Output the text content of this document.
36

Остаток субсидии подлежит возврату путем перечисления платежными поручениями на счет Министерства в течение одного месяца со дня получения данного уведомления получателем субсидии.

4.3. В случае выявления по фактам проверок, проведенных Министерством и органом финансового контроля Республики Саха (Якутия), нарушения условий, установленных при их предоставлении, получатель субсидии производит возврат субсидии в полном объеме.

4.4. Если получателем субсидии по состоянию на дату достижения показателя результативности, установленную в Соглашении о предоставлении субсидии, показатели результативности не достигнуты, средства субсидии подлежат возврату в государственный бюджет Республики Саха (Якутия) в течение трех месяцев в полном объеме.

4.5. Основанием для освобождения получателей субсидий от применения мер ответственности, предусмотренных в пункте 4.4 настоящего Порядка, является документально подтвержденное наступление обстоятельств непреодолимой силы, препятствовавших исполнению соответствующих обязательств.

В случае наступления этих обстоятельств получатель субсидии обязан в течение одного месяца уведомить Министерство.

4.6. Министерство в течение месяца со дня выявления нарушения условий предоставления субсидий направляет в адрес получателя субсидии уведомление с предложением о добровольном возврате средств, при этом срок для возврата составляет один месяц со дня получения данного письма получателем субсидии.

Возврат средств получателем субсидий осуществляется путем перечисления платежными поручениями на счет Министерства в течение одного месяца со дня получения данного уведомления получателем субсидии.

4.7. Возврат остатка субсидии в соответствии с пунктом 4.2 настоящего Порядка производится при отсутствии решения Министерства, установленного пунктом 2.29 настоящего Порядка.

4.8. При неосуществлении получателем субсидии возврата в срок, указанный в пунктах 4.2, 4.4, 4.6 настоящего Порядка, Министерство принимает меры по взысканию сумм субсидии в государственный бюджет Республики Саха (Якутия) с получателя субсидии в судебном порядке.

§ EXERCISE GOAL
Retype the records in full. Keep every line identical to the original.

§ EXPECTED ANSWER
Output the text content of this document.
36

Остаток субсидии подлежит возврату путем перечисления платежными поручениями на счет Министерства в течение одного месяца со дня получения данного уведомления получателем субсидии.

4.3. В случае выявления по фактам проверок, проведенных Министерством и органом финансового контроля Республики Саха (Якутия), нарушения условий, установленных при их предоставлении, получатель субсидии производит возврат субсидии в полном объеме.

4.4. Если получателем субсидии по состоянию на дату достижения показателя результативности, установленную в Соглашении о предоставлении субсидии, показатели результативности не достигнуты, средства субсидии подлежат возврату в государственный бюджет Республики Саха (Якутия) в течение трех месяцев в полном объеме.

4.5. Основанием для освобождения получателей субсидий от применения мер ответственности, предусмотренных в пункте 4.4 настоящего Порядка, является документально подтвержденное наступление обстоятельств непреодолимой силы, препятствовавших исполнению соответствующих обязательств.

В случае наступления этих обстоятельств получатель субсидии обязан в течение одного месяца уведомить Министерство.

4.6. Министерство в течение месяца со дня выявления нарушения условий предоставления субсидий направляет в адрес получателя субсидии уведомление с предложением о добровольном возврате средств, при этом срок для возврата составляет один месяц со дня получения данного письма получателем субсидии.

Возврат средств получателем субсидий осуществляется путем перечисления платежными поручениями на счет Министерства в течение одного месяца со дня получения данного уведомления получателем субсидии.

4.7. Возврат остатка субсидии в соответствии с пунктом 4.2 настоящего Порядка производится при отсутствии решения Министерства, установленного пунктом 2.29 настоящего Порядка.

4.8. При неосуществлении получателем субсидии возврата в срок, указанный в пунктах 4.2, 4.4, 4.6 настоящего Порядка, Министерство принимает меры по взысканию сумм субсидии в государственный бюджет Республики Саха (Якутия) с получателя субсидии в судебном порядке.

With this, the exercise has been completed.